Stated task | Edit the rows below so that each occurrence of "SECURITY INDICATOR" becomes "SAFETY INDICATOR". Leave everything else unchanged.

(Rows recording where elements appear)
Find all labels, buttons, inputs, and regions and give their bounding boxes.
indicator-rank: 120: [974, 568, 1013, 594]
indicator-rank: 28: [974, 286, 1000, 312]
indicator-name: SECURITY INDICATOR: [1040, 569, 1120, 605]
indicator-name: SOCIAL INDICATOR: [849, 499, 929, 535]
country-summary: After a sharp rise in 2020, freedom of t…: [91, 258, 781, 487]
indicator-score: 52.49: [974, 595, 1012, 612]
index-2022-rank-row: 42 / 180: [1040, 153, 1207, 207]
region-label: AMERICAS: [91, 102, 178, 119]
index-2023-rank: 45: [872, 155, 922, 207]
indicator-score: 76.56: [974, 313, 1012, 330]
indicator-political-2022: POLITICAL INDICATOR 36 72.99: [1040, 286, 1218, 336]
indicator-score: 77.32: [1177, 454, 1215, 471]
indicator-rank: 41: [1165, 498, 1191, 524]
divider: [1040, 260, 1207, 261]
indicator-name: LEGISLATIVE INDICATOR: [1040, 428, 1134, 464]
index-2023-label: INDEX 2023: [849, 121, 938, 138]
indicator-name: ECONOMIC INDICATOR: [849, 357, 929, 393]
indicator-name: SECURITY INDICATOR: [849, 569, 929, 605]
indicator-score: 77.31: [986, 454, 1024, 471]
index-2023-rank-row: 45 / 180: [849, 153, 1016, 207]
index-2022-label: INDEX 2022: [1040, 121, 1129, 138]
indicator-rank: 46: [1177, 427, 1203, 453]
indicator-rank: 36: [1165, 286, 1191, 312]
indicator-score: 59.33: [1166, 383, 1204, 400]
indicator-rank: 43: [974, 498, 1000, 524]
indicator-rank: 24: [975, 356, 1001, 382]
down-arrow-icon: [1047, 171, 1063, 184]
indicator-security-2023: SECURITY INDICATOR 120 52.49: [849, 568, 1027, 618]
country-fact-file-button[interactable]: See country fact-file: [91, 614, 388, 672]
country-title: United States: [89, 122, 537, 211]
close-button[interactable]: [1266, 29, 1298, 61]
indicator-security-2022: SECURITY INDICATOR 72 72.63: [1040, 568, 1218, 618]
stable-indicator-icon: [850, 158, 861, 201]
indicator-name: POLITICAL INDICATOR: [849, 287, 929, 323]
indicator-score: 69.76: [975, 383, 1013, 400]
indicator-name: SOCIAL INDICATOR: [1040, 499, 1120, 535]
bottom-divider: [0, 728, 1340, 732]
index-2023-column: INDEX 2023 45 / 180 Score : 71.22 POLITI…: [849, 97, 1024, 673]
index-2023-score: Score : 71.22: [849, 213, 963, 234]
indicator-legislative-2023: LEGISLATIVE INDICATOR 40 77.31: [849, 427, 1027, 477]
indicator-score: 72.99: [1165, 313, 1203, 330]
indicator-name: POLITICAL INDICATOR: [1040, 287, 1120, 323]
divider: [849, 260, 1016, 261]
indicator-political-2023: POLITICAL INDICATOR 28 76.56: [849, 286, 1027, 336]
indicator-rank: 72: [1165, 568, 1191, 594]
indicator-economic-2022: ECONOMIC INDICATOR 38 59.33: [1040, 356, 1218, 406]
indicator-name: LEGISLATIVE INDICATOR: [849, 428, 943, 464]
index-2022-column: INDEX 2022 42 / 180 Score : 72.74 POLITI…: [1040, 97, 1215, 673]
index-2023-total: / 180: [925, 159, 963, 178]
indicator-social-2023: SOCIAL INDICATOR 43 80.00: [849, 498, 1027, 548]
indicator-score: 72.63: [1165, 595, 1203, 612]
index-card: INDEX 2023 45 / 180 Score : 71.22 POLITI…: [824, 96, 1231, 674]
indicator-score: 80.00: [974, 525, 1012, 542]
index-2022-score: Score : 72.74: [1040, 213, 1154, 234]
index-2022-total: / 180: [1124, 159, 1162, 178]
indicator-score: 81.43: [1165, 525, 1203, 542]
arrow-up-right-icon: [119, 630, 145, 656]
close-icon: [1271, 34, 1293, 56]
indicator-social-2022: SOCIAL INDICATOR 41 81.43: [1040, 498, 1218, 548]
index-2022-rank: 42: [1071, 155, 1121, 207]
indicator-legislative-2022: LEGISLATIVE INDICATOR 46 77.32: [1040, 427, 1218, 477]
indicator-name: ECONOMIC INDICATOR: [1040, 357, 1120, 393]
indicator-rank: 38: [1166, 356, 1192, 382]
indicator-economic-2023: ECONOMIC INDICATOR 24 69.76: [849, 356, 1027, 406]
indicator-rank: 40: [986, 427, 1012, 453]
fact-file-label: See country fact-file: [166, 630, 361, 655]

Answer below |
Find all labels, buttons, inputs, and regions and give their bounding boxes.
indicator-rank: 120: [974, 568, 1013, 594]
indicator-rank: 28: [974, 286, 1000, 312]
indicator-name: SAFETY INDICATOR: [1040, 569, 1120, 605]
indicator-name: SOCIAL INDICATOR: [849, 499, 929, 535]
country-summary: After a sharp rise in 2020, freedom of t…: [91, 258, 781, 487]
indicator-score: 52.49: [974, 595, 1012, 612]
index-2022-rank-row: 42 / 180: [1040, 153, 1207, 207]
region-label: AMERICAS: [91, 102, 178, 119]
index-2023-rank: 45: [872, 155, 922, 207]
indicator-score: 76.56: [974, 313, 1012, 330]
indicator-political-2022: POLITICAL INDICATOR 36 72.99: [1040, 286, 1218, 336]
indicator-score: 77.32: [1177, 454, 1215, 471]
indicator-rank: 41: [1165, 498, 1191, 524]
divider: [1040, 260, 1207, 261]
indicator-name: LEGISLATIVE INDICATOR: [1040, 428, 1134, 464]
index-2023-label: INDEX 2023: [849, 121, 938, 138]
indicator-name: ECONOMIC INDICATOR: [849, 357, 929, 393]
indicator-name: SAFETY INDICATOR: [849, 569, 929, 605]
indicator-score: 77.31: [986, 454, 1024, 471]
index-2023-rank-row: 45 / 180: [849, 153, 1016, 207]
index-2022-label: INDEX 2022: [1040, 121, 1129, 138]
indicator-rank: 46: [1177, 427, 1203, 453]
indicator-rank: 36: [1165, 286, 1191, 312]
indicator-score: 59.33: [1166, 383, 1204, 400]
indicator-rank: 43: [974, 498, 1000, 524]
indicator-rank: 24: [975, 356, 1001, 382]
down-arrow-icon: [1047, 171, 1063, 184]
indicator-security-2023: SAFETY INDICATOR 120 52.49: [849, 568, 1027, 618]
country-fact-file-button[interactable]: See country fact-file: [91, 614, 388, 672]
country-title: United States: [89, 122, 537, 211]
close-button[interactable]: [1266, 29, 1298, 61]
indicator-security-2022: SAFETY INDICATOR 72 72.63: [1040, 568, 1218, 618]
stable-indicator-icon: [850, 158, 861, 201]
indicator-name: POLITICAL INDICATOR: [849, 287, 929, 323]
indicator-score: 69.76: [975, 383, 1013, 400]
indicator-name: SOCIAL INDICATOR: [1040, 499, 1120, 535]
bottom-divider: [0, 728, 1340, 732]
index-2023-column: INDEX 2023 45 / 180 Score : 71.22 POLITI…: [849, 97, 1024, 673]
index-2023-score: Score : 71.22: [849, 213, 963, 234]
indicator-legislative-2023: LEGISLATIVE INDICATOR 40 77.31: [849, 427, 1027, 477]
indicator-score: 72.99: [1165, 313, 1203, 330]
indicator-name: POLITICAL INDICATOR: [1040, 287, 1120, 323]
divider: [849, 260, 1016, 261]
indicator-political-2023: POLITICAL INDICATOR 28 76.56: [849, 286, 1027, 336]
indicator-rank: 72: [1165, 568, 1191, 594]
indicator-economic-2022: ECONOMIC INDICATOR 38 59.33: [1040, 356, 1218, 406]
indicator-name: LEGISLATIVE INDICATOR: [849, 428, 943, 464]
index-2022-column: INDEX 2022 42 / 180 Score : 72.74 POLITI…: [1040, 97, 1215, 673]
index-2023-total: / 180: [925, 159, 963, 178]
indicator-social-2023: SOCIAL INDICATOR 43 80.00: [849, 498, 1027, 548]
indicator-score: 72.63: [1165, 595, 1203, 612]
index-card: INDEX 2023 45 / 180 Score : 71.22 POLITI…: [824, 96, 1231, 674]
indicator-score: 80.00: [974, 525, 1012, 542]
index-2022-score: Score : 72.74: [1040, 213, 1154, 234]
index-2022-total: / 180: [1124, 159, 1162, 178]
indicator-score: 81.43: [1165, 525, 1203, 542]
arrow-up-right-icon: [119, 630, 145, 656]
close-icon: [1271, 34, 1293, 56]
indicator-social-2022: SOCIAL INDICATOR 41 81.43: [1040, 498, 1218, 548]
index-2022-rank: 42: [1071, 155, 1121, 207]
indicator-legislative-2022: LEGISLATIVE INDICATOR 46 77.32: [1040, 427, 1218, 477]
indicator-name: ECONOMIC INDICATOR: [1040, 357, 1120, 393]
indicator-rank: 38: [1166, 356, 1192, 382]
indicator-economic-2023: ECONOMIC INDICATOR 24 69.76: [849, 356, 1027, 406]
indicator-rank: 40: [986, 427, 1012, 453]
fact-file-label: See country fact-file: [166, 630, 361, 655]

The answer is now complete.